:: WHAT NEEDS TO BE DONE ::
Search the material below for the string "session" and extract each line that has it.

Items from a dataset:
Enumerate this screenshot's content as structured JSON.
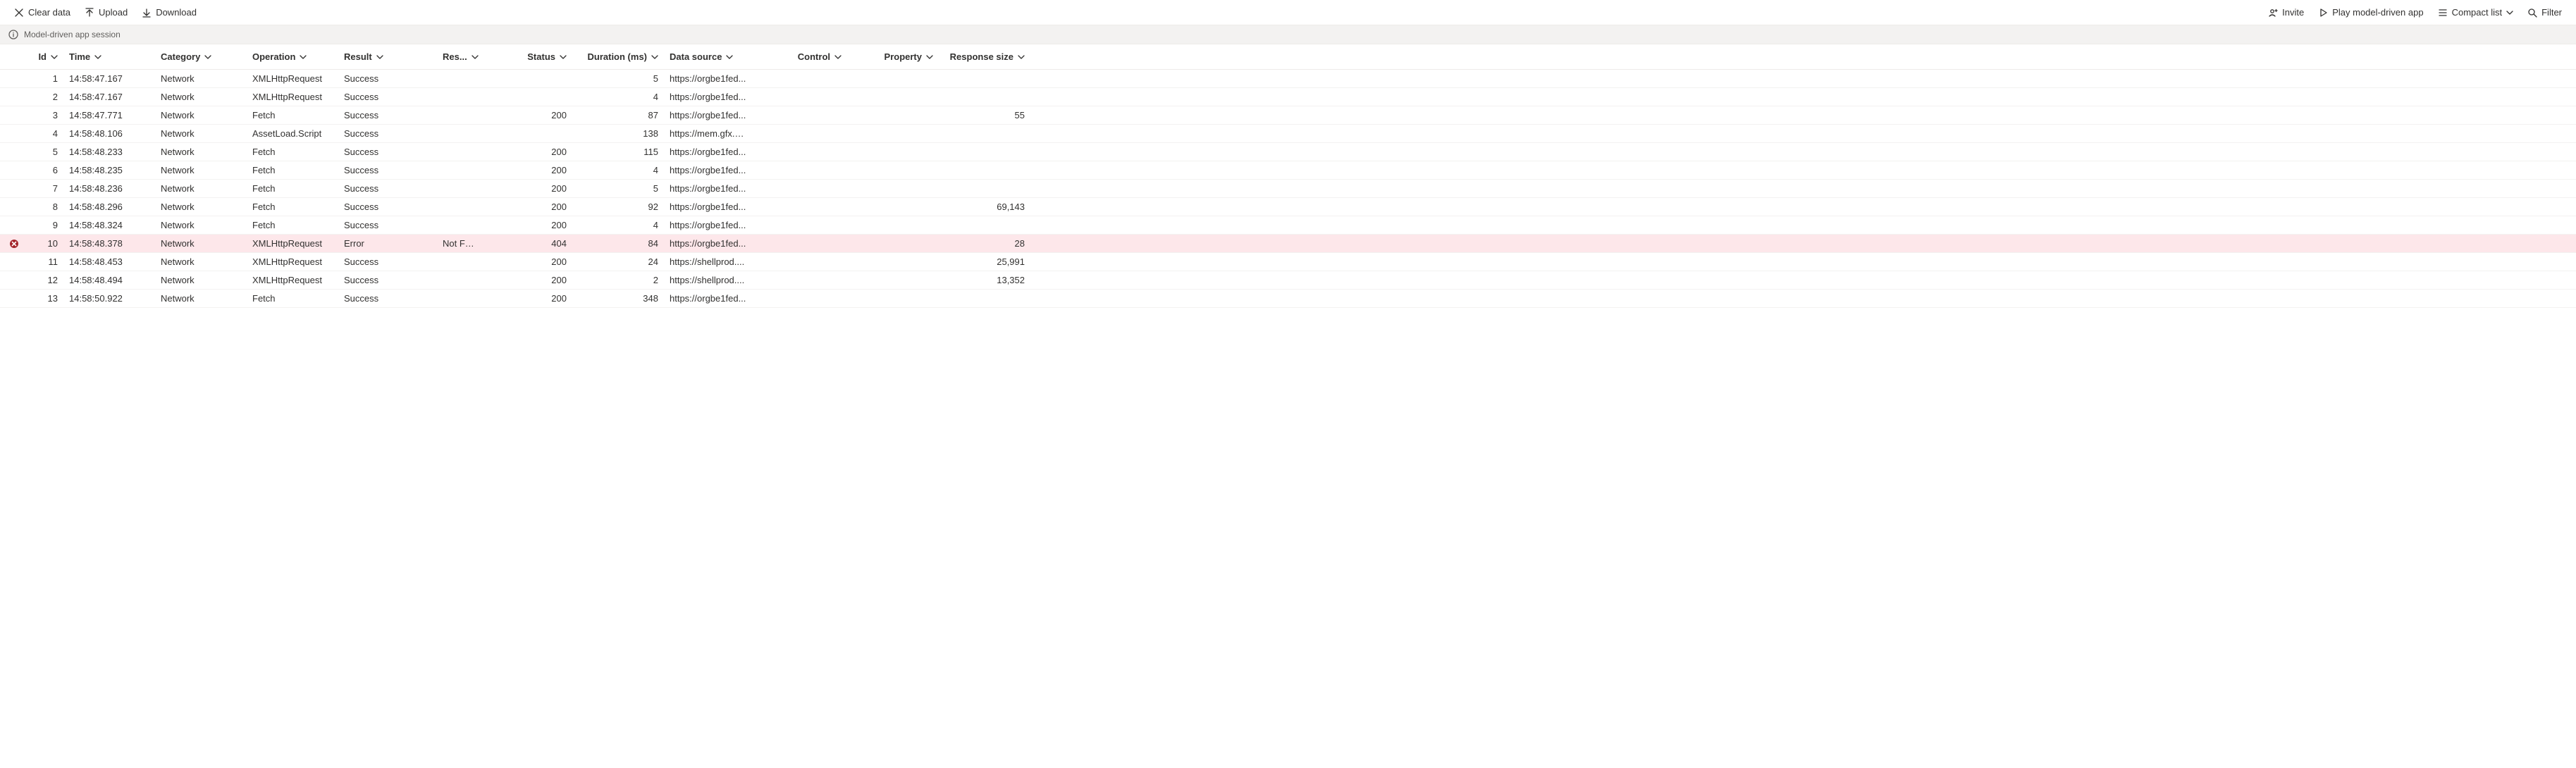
{
  "toolbar": {
    "clear_label": "Clear data",
    "upload_label": "Upload",
    "download_label": "Download",
    "invite_label": "Invite",
    "play_label": "Play model-driven app",
    "compact_label": "Compact list",
    "filter_label": "Filter"
  },
  "session": {
    "label": "Model-driven app session"
  },
  "columns": {
    "id": "Id",
    "time": "Time",
    "category": "Category",
    "operation": "Operation",
    "result": "Result",
    "resultinfo": "Res...",
    "status": "Status",
    "duration": "Duration (ms)",
    "datasource": "Data source",
    "control": "Control",
    "property": "Property",
    "responsesize": "Response size"
  },
  "rows": [
    {
      "id": "1",
      "time": "14:58:47.167",
      "category": "Network",
      "operation": "XMLHttpRequest",
      "result": "Success",
      "resultinfo": "",
      "status": "",
      "duration": "5",
      "datasource": "https://orgbe1fed...",
      "control": "",
      "property": "",
      "responsesize": "",
      "error": false
    },
    {
      "id": "2",
      "time": "14:58:47.167",
      "category": "Network",
      "operation": "XMLHttpRequest",
      "result": "Success",
      "resultinfo": "",
      "status": "",
      "duration": "4",
      "datasource": "https://orgbe1fed...",
      "control": "",
      "property": "",
      "responsesize": "",
      "error": false
    },
    {
      "id": "3",
      "time": "14:58:47.771",
      "category": "Network",
      "operation": "Fetch",
      "result": "Success",
      "resultinfo": "",
      "status": "200",
      "duration": "87",
      "datasource": "https://orgbe1fed...",
      "control": "",
      "property": "",
      "responsesize": "55",
      "error": false
    },
    {
      "id": "4",
      "time": "14:58:48.106",
      "category": "Network",
      "operation": "AssetLoad.Script",
      "result": "Success",
      "resultinfo": "",
      "status": "",
      "duration": "138",
      "datasource": "https://mem.gfx.m...",
      "control": "",
      "property": "",
      "responsesize": "",
      "error": false
    },
    {
      "id": "5",
      "time": "14:58:48.233",
      "category": "Network",
      "operation": "Fetch",
      "result": "Success",
      "resultinfo": "",
      "status": "200",
      "duration": "115",
      "datasource": "https://orgbe1fed...",
      "control": "",
      "property": "",
      "responsesize": "",
      "error": false
    },
    {
      "id": "6",
      "time": "14:58:48.235",
      "category": "Network",
      "operation": "Fetch",
      "result": "Success",
      "resultinfo": "",
      "status": "200",
      "duration": "4",
      "datasource": "https://orgbe1fed...",
      "control": "",
      "property": "",
      "responsesize": "",
      "error": false
    },
    {
      "id": "7",
      "time": "14:58:48.236",
      "category": "Network",
      "operation": "Fetch",
      "result": "Success",
      "resultinfo": "",
      "status": "200",
      "duration": "5",
      "datasource": "https://orgbe1fed...",
      "control": "",
      "property": "",
      "responsesize": "",
      "error": false
    },
    {
      "id": "8",
      "time": "14:58:48.296",
      "category": "Network",
      "operation": "Fetch",
      "result": "Success",
      "resultinfo": "",
      "status": "200",
      "duration": "92",
      "datasource": "https://orgbe1fed...",
      "control": "",
      "property": "",
      "responsesize": "69,143",
      "error": false
    },
    {
      "id": "9",
      "time": "14:58:48.324",
      "category": "Network",
      "operation": "Fetch",
      "result": "Success",
      "resultinfo": "",
      "status": "200",
      "duration": "4",
      "datasource": "https://orgbe1fed...",
      "control": "",
      "property": "",
      "responsesize": "",
      "error": false
    },
    {
      "id": "10",
      "time": "14:58:48.378",
      "category": "Network",
      "operation": "XMLHttpRequest",
      "result": "Error",
      "resultinfo": "Not Fou...",
      "status": "404",
      "duration": "84",
      "datasource": "https://orgbe1fed...",
      "control": "",
      "property": "",
      "responsesize": "28",
      "error": true
    },
    {
      "id": "11",
      "time": "14:58:48.453",
      "category": "Network",
      "operation": "XMLHttpRequest",
      "result": "Success",
      "resultinfo": "",
      "status": "200",
      "duration": "24",
      "datasource": "https://shellprod....",
      "control": "",
      "property": "",
      "responsesize": "25,991",
      "error": false
    },
    {
      "id": "12",
      "time": "14:58:48.494",
      "category": "Network",
      "operation": "XMLHttpRequest",
      "result": "Success",
      "resultinfo": "",
      "status": "200",
      "duration": "2",
      "datasource": "https://shellprod....",
      "control": "",
      "property": "",
      "responsesize": "13,352",
      "error": false
    },
    {
      "id": "13",
      "time": "14:58:50.922",
      "category": "Network",
      "operation": "Fetch",
      "result": "Success",
      "resultinfo": "",
      "status": "200",
      "duration": "348",
      "datasource": "https://orgbe1fed...",
      "control": "",
      "property": "",
      "responsesize": "",
      "error": false
    }
  ]
}
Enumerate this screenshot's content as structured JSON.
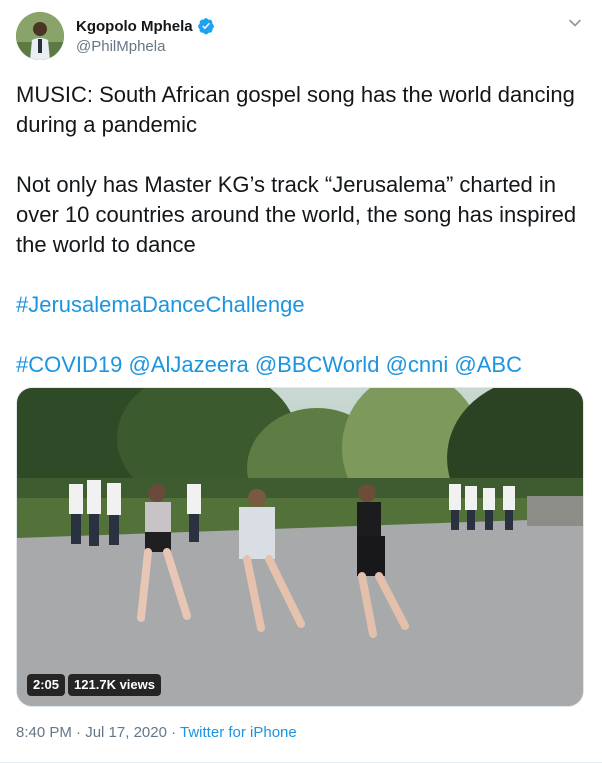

:: SOLUTION TO THIS TASK ::
  "session": {
    "label": "Model-driven app session"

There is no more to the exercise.